Your goal: Using the records below, locate all lines containing "ИСТОЧНИКИ" and return them.

-- START Given records --

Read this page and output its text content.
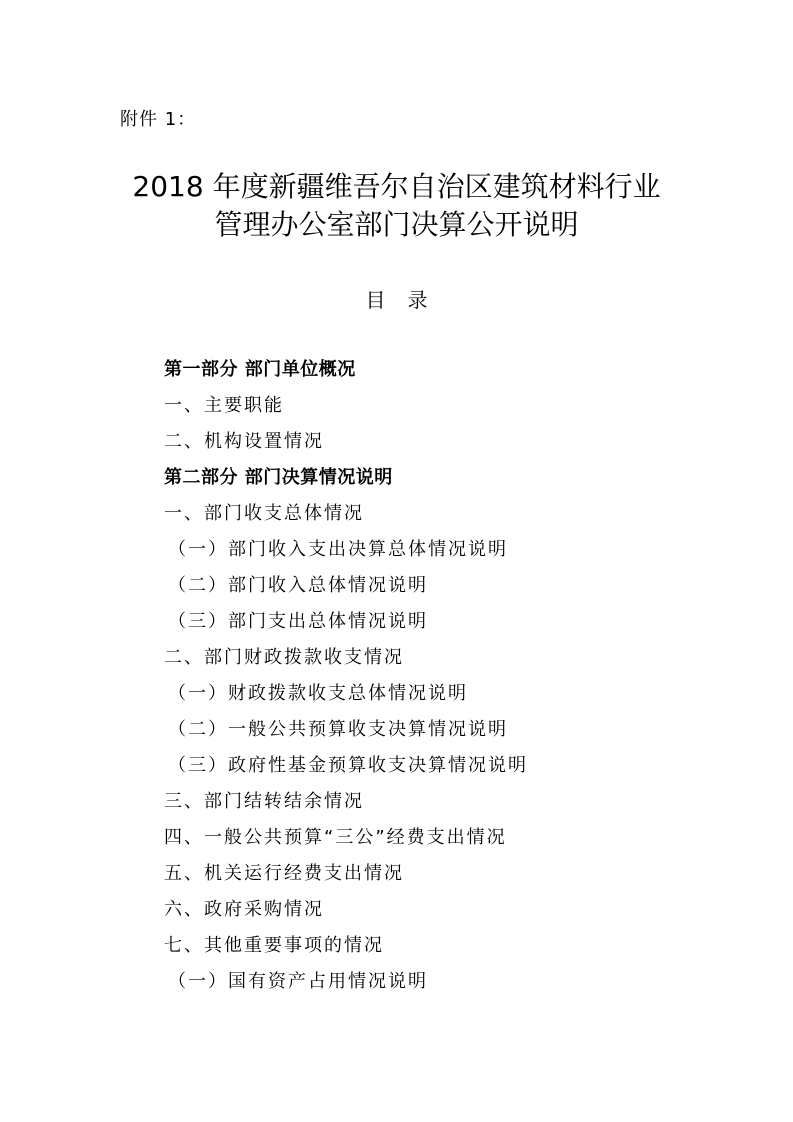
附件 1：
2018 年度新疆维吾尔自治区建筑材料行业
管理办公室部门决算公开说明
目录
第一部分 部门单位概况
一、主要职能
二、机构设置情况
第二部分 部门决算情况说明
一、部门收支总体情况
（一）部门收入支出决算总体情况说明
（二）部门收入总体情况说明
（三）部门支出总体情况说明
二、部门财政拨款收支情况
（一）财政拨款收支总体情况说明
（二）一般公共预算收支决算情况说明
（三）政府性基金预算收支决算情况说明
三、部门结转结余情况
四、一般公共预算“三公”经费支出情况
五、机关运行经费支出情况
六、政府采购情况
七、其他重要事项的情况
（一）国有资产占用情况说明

-- END Given records --
-- START Given records --

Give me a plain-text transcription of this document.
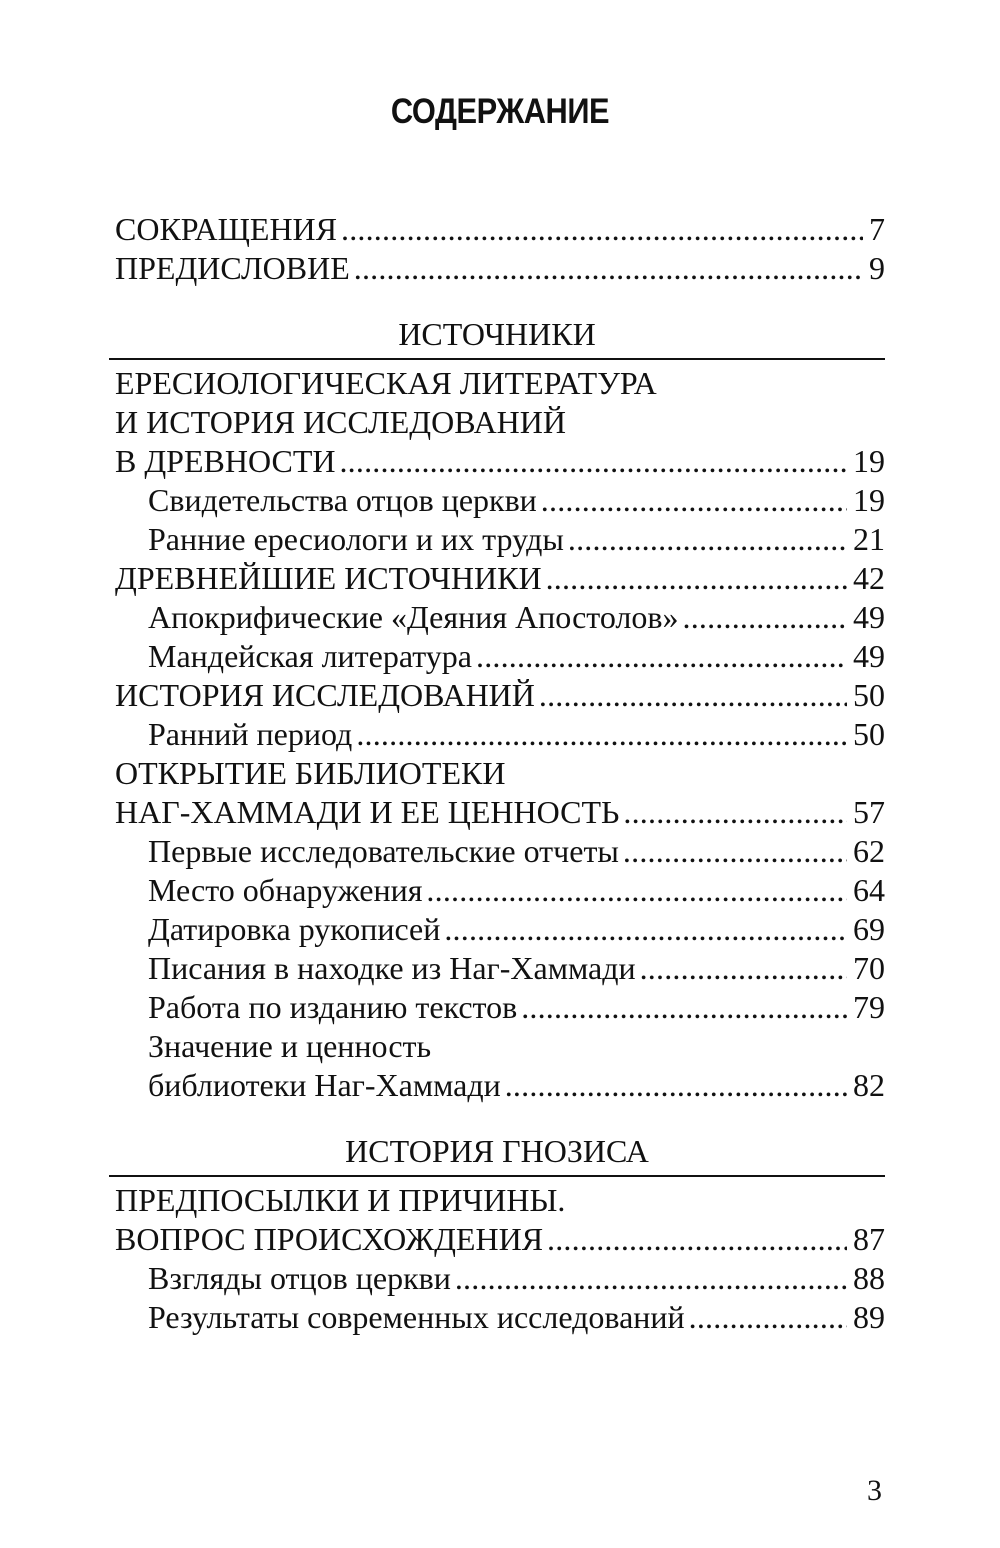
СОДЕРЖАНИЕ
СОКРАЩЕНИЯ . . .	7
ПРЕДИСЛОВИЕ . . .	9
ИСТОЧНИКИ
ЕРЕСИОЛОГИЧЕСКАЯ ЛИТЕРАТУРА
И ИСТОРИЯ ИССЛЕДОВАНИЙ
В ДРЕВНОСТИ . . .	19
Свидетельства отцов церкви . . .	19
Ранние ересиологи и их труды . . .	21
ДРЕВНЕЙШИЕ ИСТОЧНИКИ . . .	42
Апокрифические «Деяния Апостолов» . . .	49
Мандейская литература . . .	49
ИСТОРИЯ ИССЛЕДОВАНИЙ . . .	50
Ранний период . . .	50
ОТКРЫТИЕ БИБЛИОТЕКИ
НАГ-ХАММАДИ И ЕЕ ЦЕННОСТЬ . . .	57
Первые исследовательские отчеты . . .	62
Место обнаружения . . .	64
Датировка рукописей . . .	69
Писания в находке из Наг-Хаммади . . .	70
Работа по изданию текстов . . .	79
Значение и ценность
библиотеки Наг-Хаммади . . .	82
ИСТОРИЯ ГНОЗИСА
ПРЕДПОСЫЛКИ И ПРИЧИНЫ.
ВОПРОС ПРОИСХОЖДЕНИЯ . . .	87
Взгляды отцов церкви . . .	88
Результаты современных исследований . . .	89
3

-- END Given records --

Exercise result:
ИСТОЧНИКИ
ДРЕВНЕЙШИЕ ИСТОЧНИКИ . . .	42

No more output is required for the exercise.